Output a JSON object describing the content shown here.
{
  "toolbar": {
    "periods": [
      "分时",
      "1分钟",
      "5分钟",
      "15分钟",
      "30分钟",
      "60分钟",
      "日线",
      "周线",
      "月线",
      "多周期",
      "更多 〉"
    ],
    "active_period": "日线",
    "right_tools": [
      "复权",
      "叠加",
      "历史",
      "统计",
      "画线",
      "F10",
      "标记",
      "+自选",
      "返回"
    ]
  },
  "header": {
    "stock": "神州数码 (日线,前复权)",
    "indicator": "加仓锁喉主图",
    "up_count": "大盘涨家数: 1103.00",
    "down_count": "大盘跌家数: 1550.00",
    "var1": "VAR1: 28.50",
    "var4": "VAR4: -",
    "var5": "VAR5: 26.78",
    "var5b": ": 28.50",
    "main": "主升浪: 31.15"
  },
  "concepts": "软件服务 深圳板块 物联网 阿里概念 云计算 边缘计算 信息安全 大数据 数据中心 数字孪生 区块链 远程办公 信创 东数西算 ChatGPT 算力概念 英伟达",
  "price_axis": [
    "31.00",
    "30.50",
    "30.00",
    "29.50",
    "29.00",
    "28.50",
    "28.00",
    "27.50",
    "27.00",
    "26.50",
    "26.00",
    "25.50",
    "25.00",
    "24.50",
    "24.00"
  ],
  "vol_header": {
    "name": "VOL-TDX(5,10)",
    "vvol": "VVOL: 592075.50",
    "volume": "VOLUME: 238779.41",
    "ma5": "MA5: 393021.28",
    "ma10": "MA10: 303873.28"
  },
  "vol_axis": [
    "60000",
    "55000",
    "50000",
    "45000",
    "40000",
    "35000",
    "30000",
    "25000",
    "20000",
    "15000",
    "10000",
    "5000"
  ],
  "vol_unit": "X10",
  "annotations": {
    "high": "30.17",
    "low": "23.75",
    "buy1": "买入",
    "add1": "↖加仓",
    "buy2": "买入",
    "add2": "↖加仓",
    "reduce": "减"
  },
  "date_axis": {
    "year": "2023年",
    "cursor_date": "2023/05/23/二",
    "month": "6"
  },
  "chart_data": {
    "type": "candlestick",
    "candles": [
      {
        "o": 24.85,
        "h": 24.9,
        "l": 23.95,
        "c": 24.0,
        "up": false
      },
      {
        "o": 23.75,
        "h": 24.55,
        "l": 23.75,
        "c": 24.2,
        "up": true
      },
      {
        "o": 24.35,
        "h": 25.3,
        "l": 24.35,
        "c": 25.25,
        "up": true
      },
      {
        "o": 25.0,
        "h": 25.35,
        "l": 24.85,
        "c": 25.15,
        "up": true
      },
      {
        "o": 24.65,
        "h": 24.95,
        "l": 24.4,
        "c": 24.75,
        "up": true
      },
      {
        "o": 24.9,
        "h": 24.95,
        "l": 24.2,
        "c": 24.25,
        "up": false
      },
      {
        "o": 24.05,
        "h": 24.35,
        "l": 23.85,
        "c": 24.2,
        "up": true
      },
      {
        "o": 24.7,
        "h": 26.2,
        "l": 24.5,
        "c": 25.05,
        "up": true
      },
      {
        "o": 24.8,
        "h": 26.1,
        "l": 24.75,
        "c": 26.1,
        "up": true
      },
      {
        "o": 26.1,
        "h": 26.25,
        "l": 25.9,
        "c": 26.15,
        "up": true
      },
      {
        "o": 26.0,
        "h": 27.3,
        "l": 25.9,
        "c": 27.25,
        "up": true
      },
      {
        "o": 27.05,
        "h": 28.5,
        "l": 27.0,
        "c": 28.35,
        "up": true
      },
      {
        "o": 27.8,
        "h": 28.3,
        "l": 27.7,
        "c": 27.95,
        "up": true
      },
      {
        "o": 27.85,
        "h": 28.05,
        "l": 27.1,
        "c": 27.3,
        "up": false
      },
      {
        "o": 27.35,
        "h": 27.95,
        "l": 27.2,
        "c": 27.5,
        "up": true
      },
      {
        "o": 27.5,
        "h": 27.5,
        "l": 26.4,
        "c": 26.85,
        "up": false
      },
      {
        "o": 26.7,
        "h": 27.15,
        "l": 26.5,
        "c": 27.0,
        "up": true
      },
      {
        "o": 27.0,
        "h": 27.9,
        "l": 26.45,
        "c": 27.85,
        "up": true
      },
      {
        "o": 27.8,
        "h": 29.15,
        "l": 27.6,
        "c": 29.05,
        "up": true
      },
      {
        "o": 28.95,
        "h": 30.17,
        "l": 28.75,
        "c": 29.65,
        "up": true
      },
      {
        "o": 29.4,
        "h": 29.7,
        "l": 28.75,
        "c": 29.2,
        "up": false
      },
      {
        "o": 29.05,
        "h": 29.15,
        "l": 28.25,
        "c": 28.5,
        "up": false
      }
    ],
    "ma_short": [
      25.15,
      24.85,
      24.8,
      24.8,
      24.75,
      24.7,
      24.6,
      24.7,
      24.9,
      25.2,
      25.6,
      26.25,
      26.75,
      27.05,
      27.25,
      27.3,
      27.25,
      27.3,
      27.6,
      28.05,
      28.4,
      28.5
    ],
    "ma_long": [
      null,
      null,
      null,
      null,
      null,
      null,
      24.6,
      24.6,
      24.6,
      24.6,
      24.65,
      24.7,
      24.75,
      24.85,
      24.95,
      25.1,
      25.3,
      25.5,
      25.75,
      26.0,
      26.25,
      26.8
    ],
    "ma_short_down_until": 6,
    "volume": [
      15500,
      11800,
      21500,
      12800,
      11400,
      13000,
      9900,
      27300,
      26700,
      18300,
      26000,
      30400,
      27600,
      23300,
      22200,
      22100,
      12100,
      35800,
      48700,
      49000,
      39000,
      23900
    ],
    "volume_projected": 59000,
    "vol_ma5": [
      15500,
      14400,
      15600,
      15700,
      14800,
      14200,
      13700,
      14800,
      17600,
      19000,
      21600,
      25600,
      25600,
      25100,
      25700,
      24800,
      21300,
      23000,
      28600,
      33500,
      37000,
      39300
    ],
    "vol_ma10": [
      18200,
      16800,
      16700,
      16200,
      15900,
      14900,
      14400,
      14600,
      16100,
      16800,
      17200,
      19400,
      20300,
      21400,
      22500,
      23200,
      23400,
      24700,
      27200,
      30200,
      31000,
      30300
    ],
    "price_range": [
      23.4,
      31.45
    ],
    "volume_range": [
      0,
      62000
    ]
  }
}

====

__Your goal__
Output all of the material exactly as written.

__Solution__
Output a JSON object describing the content shown here.
{
  "toolbar": {
    "periods": [
      "分时",
      "1分钟",
      "5分钟",
      "15分钟",
      "30分钟",
      "60分钟",
      "日线",
      "周线",
      "月线",
      "多周期",
      "更多 〉"
    ],
    "active_period": "日线",
    "right_tools": [
      "复权",
      "叠加",
      "历史",
      "统计",
      "画线",
      "F10",
      "标记",
      "+自选",
      "返回"
    ]
  },
  "header": {
    "stock": "神州数码 (日线,前复权)",
    "indicator": "加仓锁喉主图",
    "up_count": "大盘涨家数: 1103.00",
    "down_count": "大盘跌家数: 1550.00",
    "var1": "VAR1: 28.50",
    "var4": "VAR4: -",
    "var5": "VAR5: 26.78",
    "var5b": ": 28.50",
    "main": "主升浪: 31.15"
  },
  "concepts": "软件服务 深圳板块 物联网 阿里概念 云计算 边缘计算 信息安全 大数据 数据中心 数字孪生 区块链 远程办公 信创 东数西算 ChatGPT 算力概念 英伟达",
  "price_axis": [
    "31.00",
    "30.50",
    "30.00",
    "29.50",
    "29.00",
    "28.50",
    "28.00",
    "27.50",
    "27.00",
    "26.50",
    "26.00",
    "25.50",
    "25.00",
    "24.50",
    "24.00"
  ],
  "vol_header": {
    "name": "VOL-TDX(5,10)",
    "vvol": "VVOL: 592075.50",
    "volume": "VOLUME: 238779.41",
    "ma5": "MA5: 393021.28",
    "ma10": "MA10: 303873.28"
  },
  "vol_axis": [
    "60000",
    "55000",
    "50000",
    "45000",
    "40000",
    "35000",
    "30000",
    "25000",
    "20000",
    "15000",
    "10000",
    "5000"
  ],
  "vol_unit": "X10",
  "annotations": {
    "high": "30.17",
    "low": "23.75",
    "buy1": "买入",
    "add1": "↖加仓",
    "buy2": "买入",
    "add2": "↖加仓",
    "reduce": "减"
  },
  "date_axis": {
    "year": "2023年",
    "cursor_date": "2023/05/23/二",
    "month": "6"
  },
  "chart_data": {
    "type": "candlestick",
    "candles": [
      {
        "o": 24.85,
        "h": 24.9,
        "l": 23.95,
        "c": 24.0,
        "up": false
      },
      {
        "o": 23.75,
        "h": 24.55,
        "l": 23.75,
        "c": 24.2,
        "up": true
      },
      {
        "o": 24.35,
        "h": 25.3,
        "l": 24.35,
        "c": 25.25,
        "up": true
      },
      {
        "o": 25.0,
        "h": 25.35,
        "l": 24.85,
        "c": 25.15,
        "up": true
      },
      {
        "o": 24.65,
        "h": 24.95,
        "l": 24.4,
        "c": 24.75,
        "up": true
      },
      {
        "o": 24.9,
        "h": 24.95,
        "l": 24.2,
        "c": 24.25,
        "up": false
      },
      {
        "o": 24.05,
        "h": 24.35,
        "l": 23.85,
        "c": 24.2,
        "up": true
      },
      {
        "o": 24.7,
        "h": 26.2,
        "l": 24.5,
        "c": 25.05,
        "up": true
      },
      {
        "o": 24.8,
        "h": 26.1,
        "l": 24.75,
        "c": 26.1,
        "up": true
      },
      {
        "o": 26.1,
        "h": 26.25,
        "l": 25.9,
        "c": 26.15,
        "up": true
      },
      {
        "o": 26.0,
        "h": 27.3,
        "l": 25.9,
        "c": 27.25,
        "up": true
      },
      {
        "o": 27.05,
        "h": 28.5,
        "l": 27.0,
        "c": 28.35,
        "up": true
      },
      {
        "o": 27.8,
        "h": 28.3,
        "l": 27.7,
        "c": 27.95,
        "up": true
      },
      {
        "o": 27.85,
        "h": 28.05,
        "l": 27.1,
        "c": 27.3,
        "up": false
      },
      {
        "o": 27.35,
        "h": 27.95,
        "l": 27.2,
        "c": 27.5,
        "up": true
      },
      {
        "o": 27.5,
        "h": 27.5,
        "l": 26.4,
        "c": 26.85,
        "up": false
      },
      {
        "o": 26.7,
        "h": 27.15,
        "l": 26.5,
        "c": 27.0,
        "up": true
      },
      {
        "o": 27.0,
        "h": 27.9,
        "l": 26.45,
        "c": 27.85,
        "up": true
      },
      {
        "o": 27.8,
        "h": 29.15,
        "l": 27.6,
        "c": 29.05,
        "up": true
      },
      {
        "o": 28.95,
        "h": 30.17,
        "l": 28.75,
        "c": 29.65,
        "up": true
      },
      {
        "o": 29.4,
        "h": 29.7,
        "l": 28.75,
        "c": 29.2,
        "up": false
      },
      {
        "o": 29.05,
        "h": 29.15,
        "l": 28.25,
        "c": 28.5,
        "up": false
      }
    ],
    "ma_short": [
      25.15,
      24.85,
      24.8,
      24.8,
      24.75,
      24.7,
      24.6,
      24.7,
      24.9,
      25.2,
      25.6,
      26.25,
      26.75,
      27.05,
      27.25,
      27.3,
      27.25,
      27.3,
      27.6,
      28.05,
      28.4,
      28.5
    ],
    "ma_long": [
      null,
      null,
      null,
      null,
      null,
      null,
      24.6,
      24.6,
      24.6,
      24.6,
      24.65,
      24.7,
      24.75,
      24.85,
      24.95,
      25.1,
      25.3,
      25.5,
      25.75,
      26.0,
      26.25,
      26.8
    ],
    "ma_short_down_until": 6,
    "volume": [
      15500,
      11800,
      21500,
      12800,
      11400,
      13000,
      9900,
      27300,
      26700,
      18300,
      26000,
      30400,
      27600,
      23300,
      22200,
      22100,
      12100,
      35800,
      48700,
      49000,
      39000,
      23900
    ],
    "volume_projected": 59000,
    "vol_ma5": [
      15500,
      14400,
      15600,
      15700,
      14800,
      14200,
      13700,
      14800,
      17600,
      19000,
      21600,
      25600,
      25600,
      25100,
      25700,
      24800,
      21300,
      23000,
      28600,
      33500,
      37000,
      39300
    ],
    "vol_ma10": [
      18200,
      16800,
      16700,
      16200,
      15900,
      14900,
      14400,
      14600,
      16100,
      16800,
      17200,
      19400,
      20300,
      21400,
      22500,
      23200,
      23400,
      24700,
      27200,
      30200,
      31000,
      30300
    ],
    "price_range": [
      23.4,
      31.45
    ],
    "volume_range": [
      0,
      62000
    ]
  }
}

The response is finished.